Read through the records below and copy each line that uses the word "содержания".
━━━━━━━━━━
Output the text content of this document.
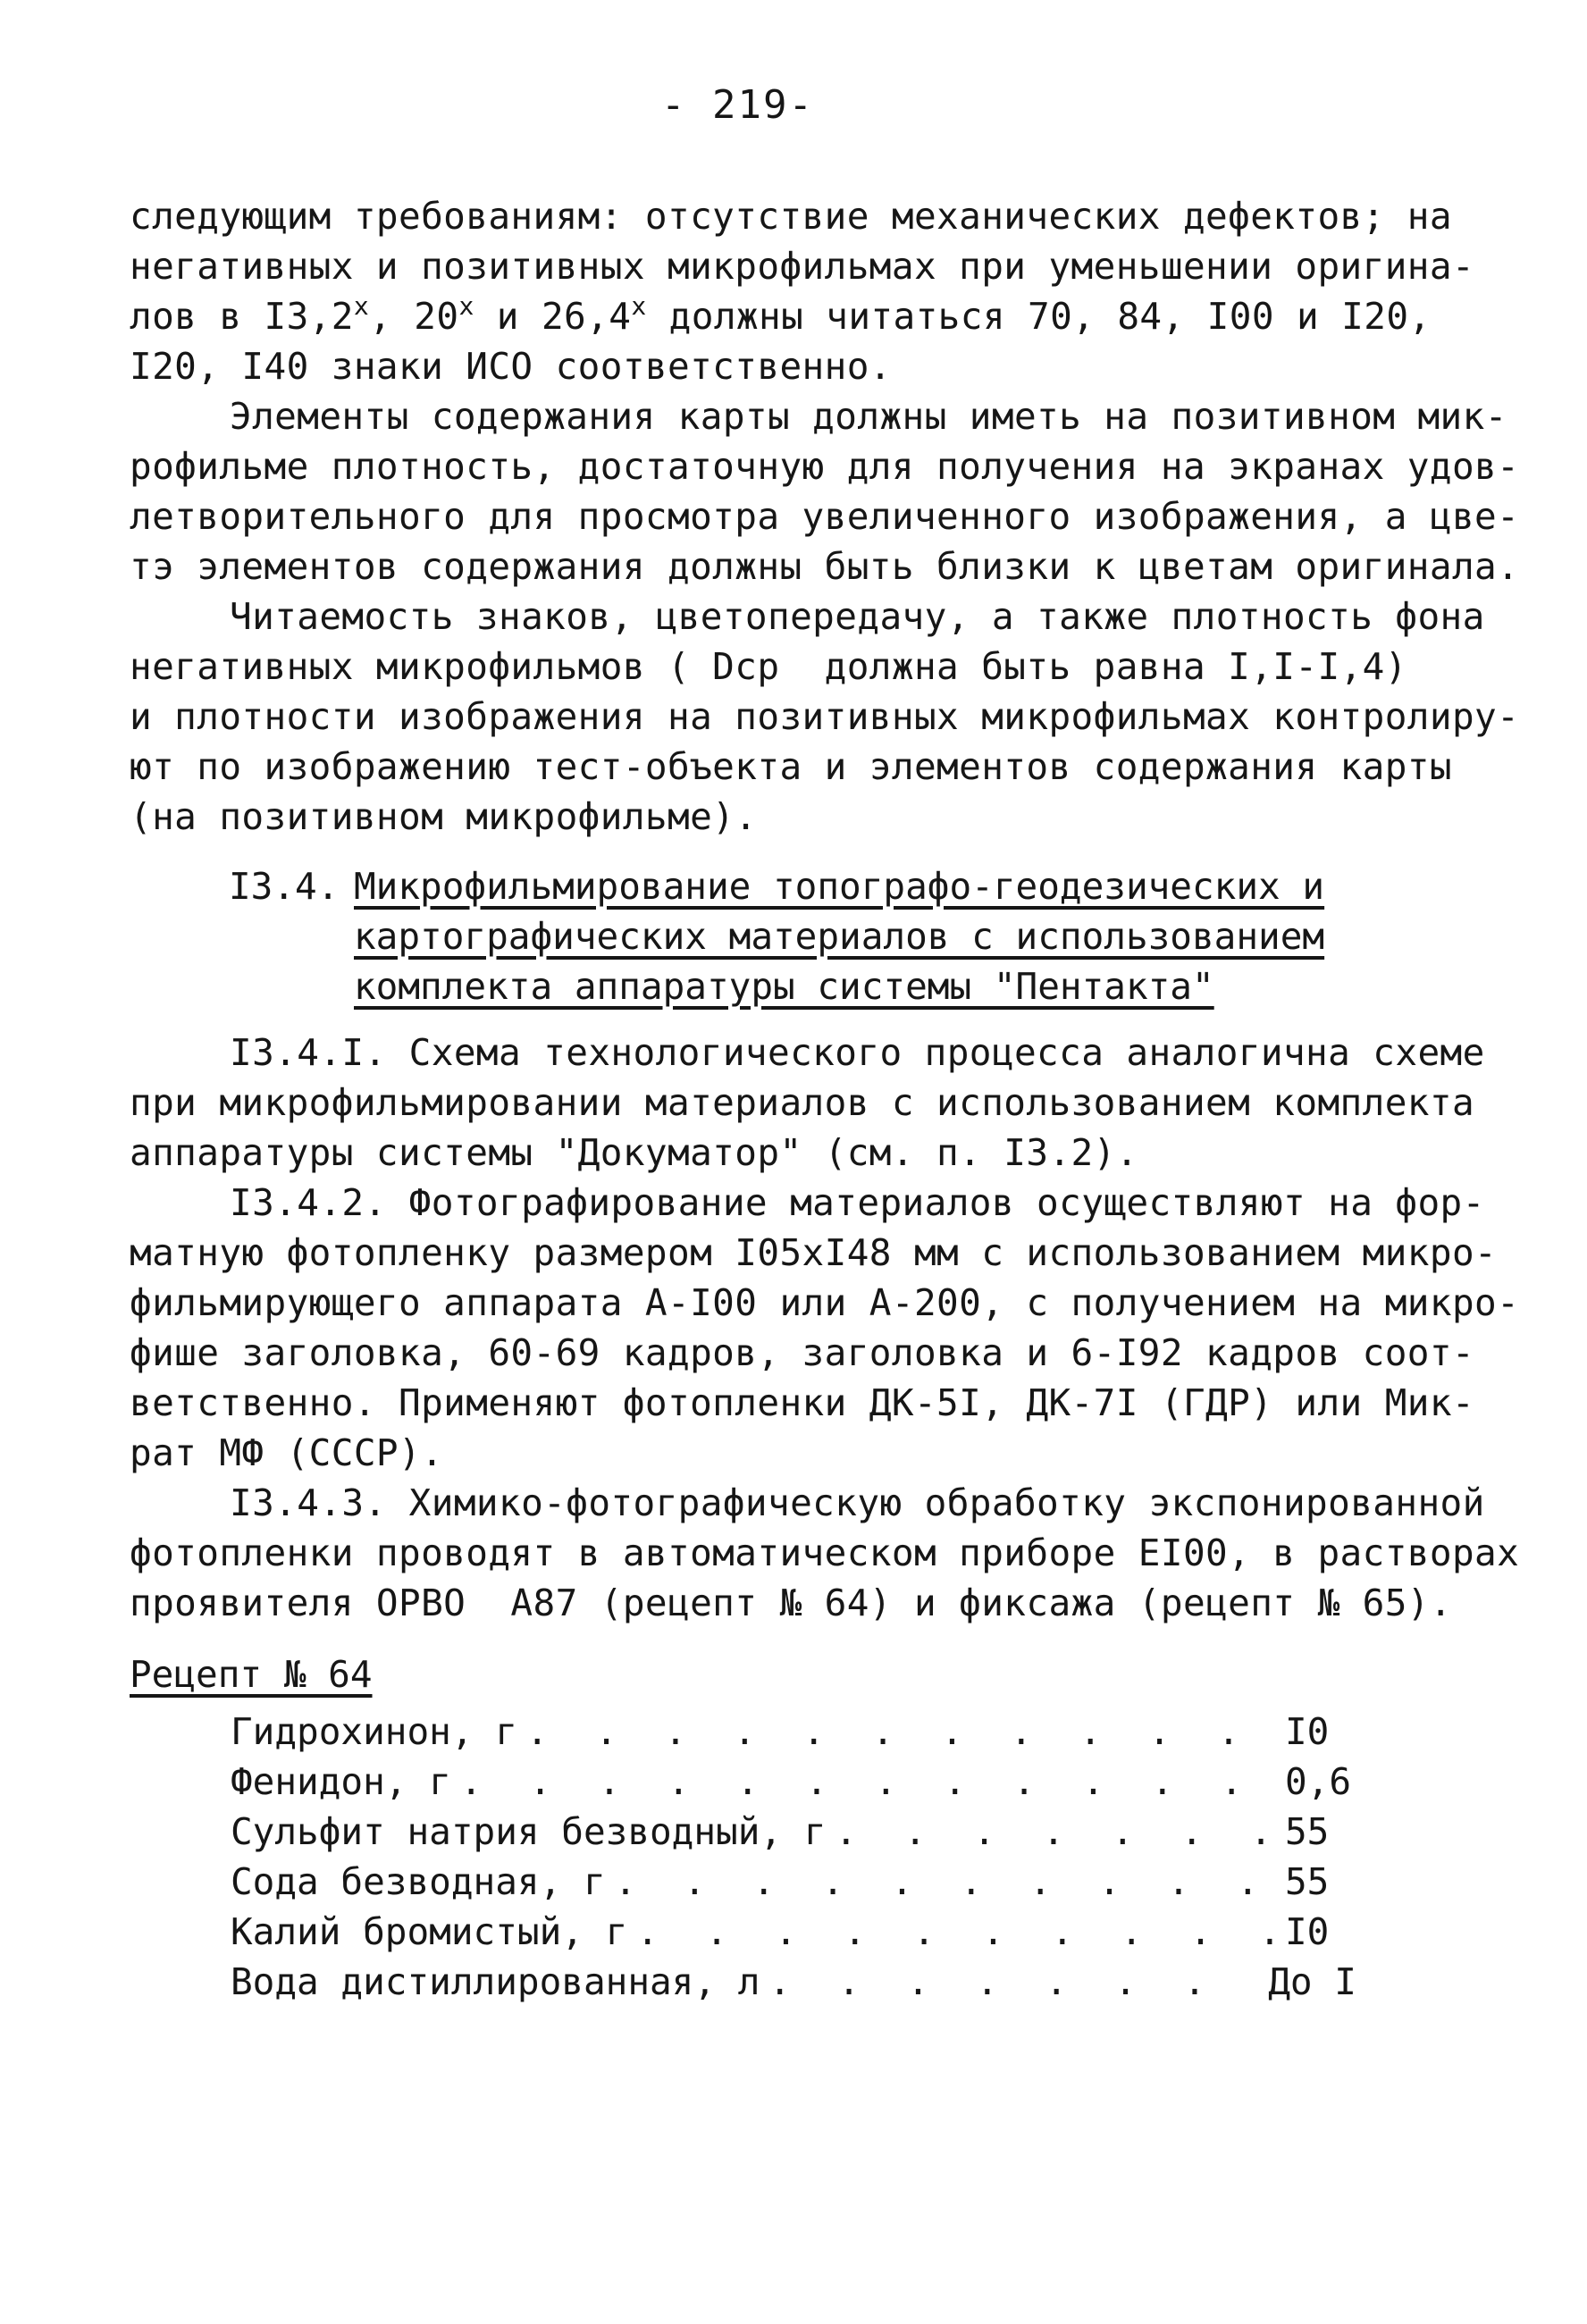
- 219-
следующим требованиям: отсутствие механических дефектов; на
негативных и позитивных микрофильмах при уменьшении оригина-
лов в I3,2$^x$, 20$^x$ и 26,4$^x$ должны читаться 70, 84, I00 и I20,
I20, I40 знаки ИСО соответственно.
Элементы содержания карты должны иметь на позитивном мик-
рофильме плотность, достаточную для получения на экранах удов-
летворительного для просмотра увеличенного изображения, а цве-
тэ элементов содержания должны быть близки к цветам оригинала.
Читаемость знаков, цветопередачу, а также плотность фона
негативных микрофильмов ( Dср  должна быть равна I,I-I,4)
и плотности изображения на позитивных микрофильмах контролиру-
ют по изображению тест-объекта и элементов содержания карты
(на позитивном микрофильме).
I3.4. Микрофильмирование топографо-геодезических и
картографических материалов с использованием
комплекта аппаратуры системы "Пентакта"
I3.4.I. Схема технологического процесса аналогична схеме
при микрофильмировании материалов с использованием комплекта
аппаратуры системы "Докуматор" (см. п. I3.2).
I3.4.2. Фотографирование материалов осуществляют на фор-
матную фотопленку размером I05xI48 мм с использованием микро-
фильмирующего аппарата А-I00 или А-200, с получением на микро-
фише заголовка, 60-69 кадров, заголовка и 6-I92 кадров соот-
ветственно. Применяют фотопленки ДК-5I, ДК-7I (ГДР) или Мик-
рат МФ (СССР).
I3.4.3. Химико-фотографическую обработку экспонированной
фотопленки проводят в автоматическом приборе ЕI00, в растворах
проявителя ОРВО  А87 (рецепт № 64) и фиксажа (рецепт № 65).
Рецепт № 64
Гидрохинон, г . . .	I0
Фенидон, г . . .	0,6
Сульфит натрия безводный, г . . .	55
Сода безводная, г . . .	55
Калий бромистый, г . . .	I0
Вода дистиллированная, л . . .	До I
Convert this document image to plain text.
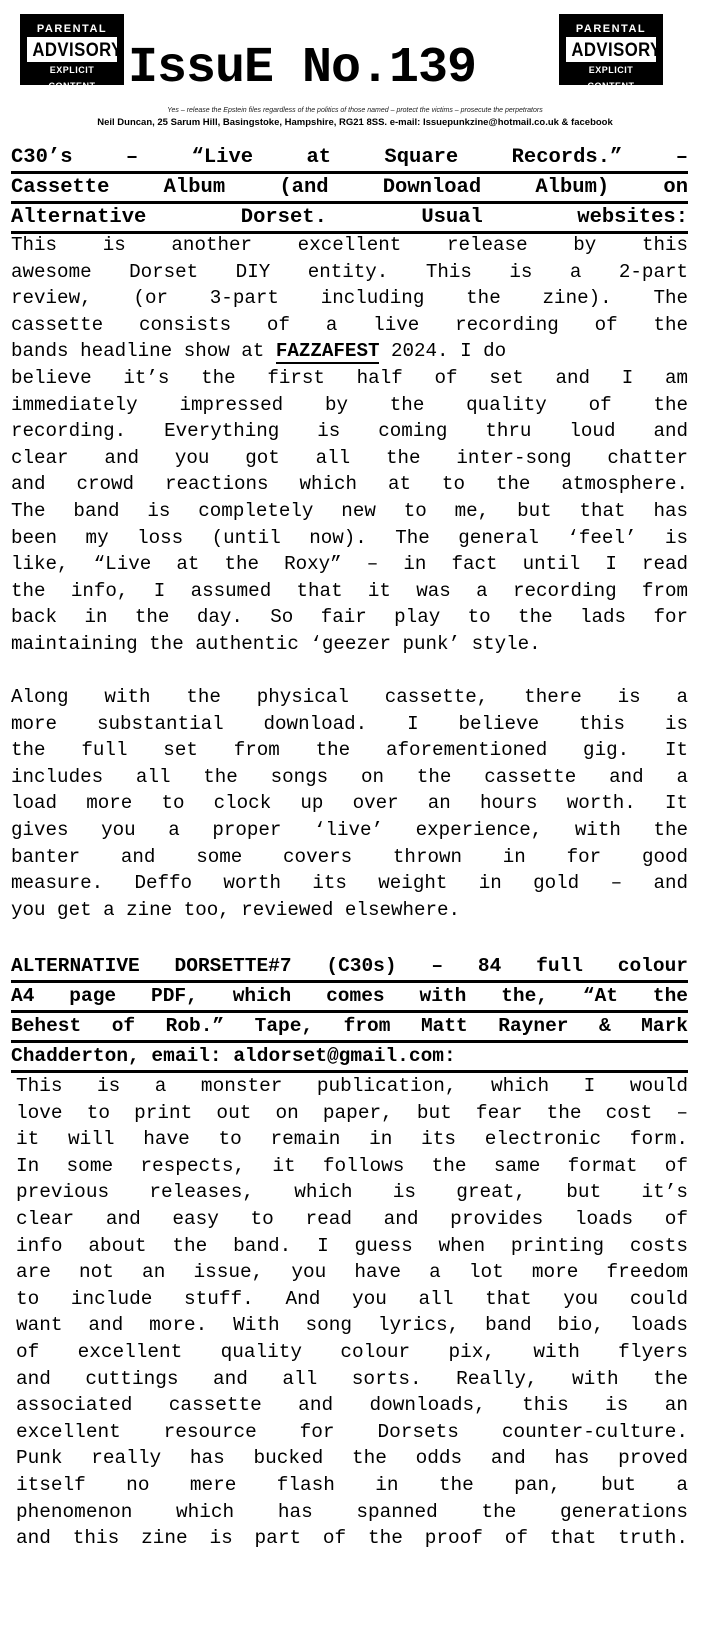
PARENTAL
ADVISORY
EXPLICIT CONTENT
PARENTAL
ADVISORY
EXPLICIT CONTENT
IssuE No.139
Yes – release the Epstein files regardless of the politics of those named – protect the victims – prosecute the perpetrators
Neil Duncan, 25 Sarum Hill, Basingstoke, Hampshire, RG21 8SS. e-mail: Issuepunkzine@hotmail.co.uk & facebook
C30’s – “Live at Square Records.” –
Cassette Album (and Download Album) on
Alternative Dorset. Usual websites:
This is another excellent release by this
awesome Dorset DIY entity. This is a 2-part
review, (or 3-part including the zine). The
cassette consists of a live recording of the
bands headline show at FAZZAFEST 2024. I do
believe it’s the first half of set and I am
immediately impressed by the quality of the
recording. Everything is coming thru loud and
clear and you got all the inter-song chatter
and crowd reactions which at to the atmosphere.
The band is completely new to me, but that has
been my loss (until now). The general ‘feel’ is
like, “Live at the Roxy” – in fact until I read
the info, I assumed that it was a recording from
back in the day. So fair play to the lads for
maintaining the authentic ‘geezer punk’ style.
Along with the physical cassette, there is a
more substantial download. I believe this is
the full set from the aforementioned gig. It
includes all the songs on the cassette and a
load more to clock up over an hours worth. It
gives you a proper ‘live’ experience, with the
banter and some covers thrown in for good
measure. Deffo worth its weight in gold – and
you get a zine too, reviewed elsewhere.
ALTERNATIVE DORSETTE#7 (C30s) – 84 full colour
A4 page PDF, which comes with the, “At the
Behest of Rob.” Tape, from Matt Rayner & Mark
Chadderton, email: aldorset@gmail.com:
This is a monster publication, which I would
love to print out on paper, but fear the cost –
it will have to remain in its electronic form.
In some respects, it follows the same format of
previous releases, which is great, but it’s
clear and easy to read and provides loads of
info about the band. I guess when printing costs
are not an issue, you have a lot more freedom
to include stuff. And you all that you could
want and more. With song lyrics, band bio, loads
of excellent quality colour pix, with flyers
and cuttings and all sorts. Really, with the
associated cassette and downloads, this is an
excellent resource for Dorsets counter-culture.
Punk really has bucked the odds and has proved
itself no mere flash in the pan, but a
phenomenon which has spanned the generations
and this zine is part of the proof of that truth.
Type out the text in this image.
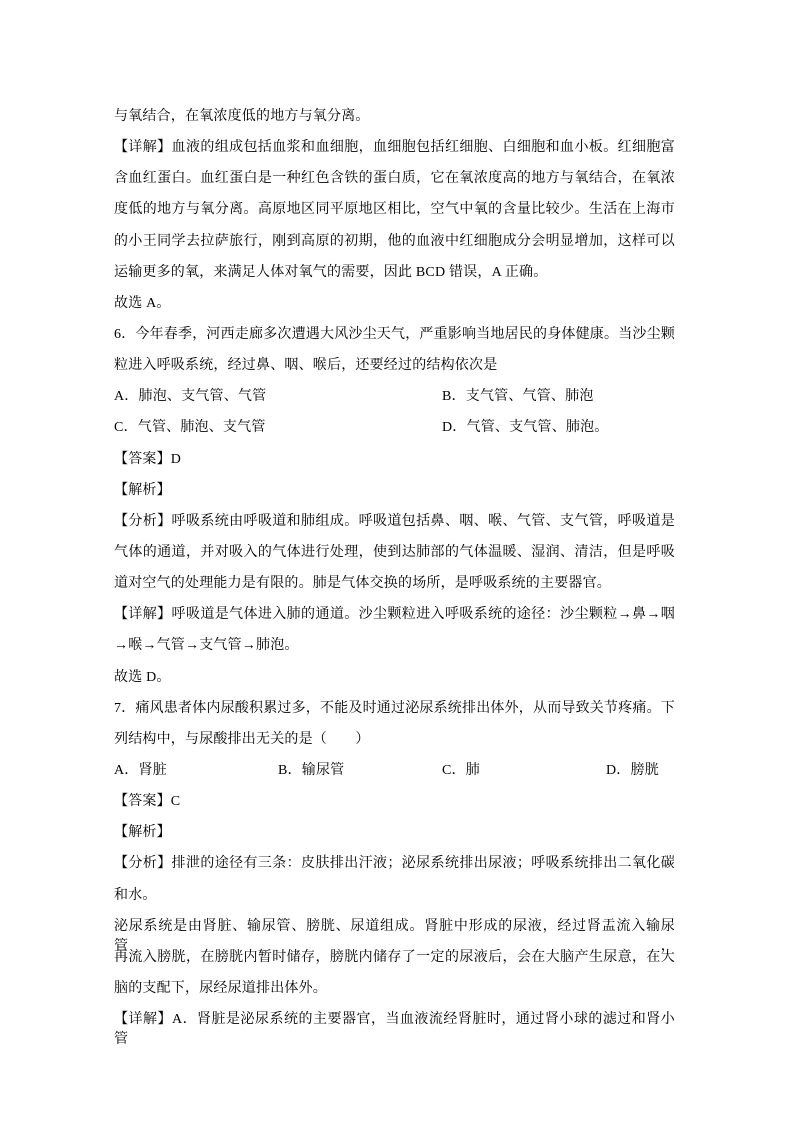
与氧结合，在氧浓度低的地方与氧分离。
【详解】血液的组成包括血浆和血细胞，血细胞包括红细胞、白细胞和血小板。红细胞富
含血红蛋白。血红蛋白是一种红色含铁的蛋白质，它在氧浓度高的地方与氧结合，在氧浓
度低的地方与氧分离。高原地区同平原地区相比，空气中氧的含量比较少。生活在上海市
的小王同学去拉萨旅行，刚到高原的初期，他的血液中红细胞成分会明显增加，这样可以
运输更多的氧，来满足人体对氧气的需要，因此 BCD 错误，A 正确。
故选 A。
6．今年春季，河西走廊多次遭遇大风沙尘天气，严重影响当地居民的身体健康。当沙尘颗
粒进入呼吸系统，经过鼻、咽、喉后，还要经过的结构依次是

A．肺泡、支气管、气管

	B．支气管、气管、肺泡

C．气管、肺泡、支气管

	D．气管、支气管、肺泡。

【答案】D
【解析】
【分析】呼吸系统由呼吸道和肺组成。呼吸道包括鼻、咽、喉、气管、支气管，呼吸道是
气体的通道，并对吸入的气体进行处理，使到达肺部的气体温暖、湿润、清洁，但是呼吸
道对空气的处理能力是有限的。肺是气体交换的场所，是呼吸系统的主要器官。
【详解】呼吸道是气体进入肺的通道。沙尘颗粒进入呼吸系统的途径：沙尘颗粒→鼻→咽
→喉→气管→支气管→肺泡。
故选 D。
7．痛风患者体内尿酸积累过多，不能及时通过泌尿系统排出体外，从而导致关节疼痛。下
列结构中，与尿酸排出无关的是（　　）

A．肾脏

	B．输尿管

	C．肺

	D．膀胱

【答案】C
【解析】
【分析】排泄的途径有三条：皮肤排出汗液；泌尿系统排出尿液；呼吸系统排出二氧化碳
和水。
泌尿系统是由肾脏、输尿管、膀胱、尿道组成。肾脏中形成的尿液，经过肾盂流入输尿管，
再流入膀胱，在膀胱内暂时储存，膀胱内储存了一定的尿液后，会在大脑产生尿意，在大
脑的支配下，尿经尿道排出体外。
【详解】A．肾脏是泌尿系统的主要器官，当血液流经肾脏时，通过肾小球的滤过和肾小管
━━━━━━━━━━
## [WRITTEN SOLUTION]
Элементы содержания карты должны иметь на позитивном мик-
тэ элементов содержания должны быть близки к цветам оригинала.
ют по изображению тест-объекта и элементов содержания карты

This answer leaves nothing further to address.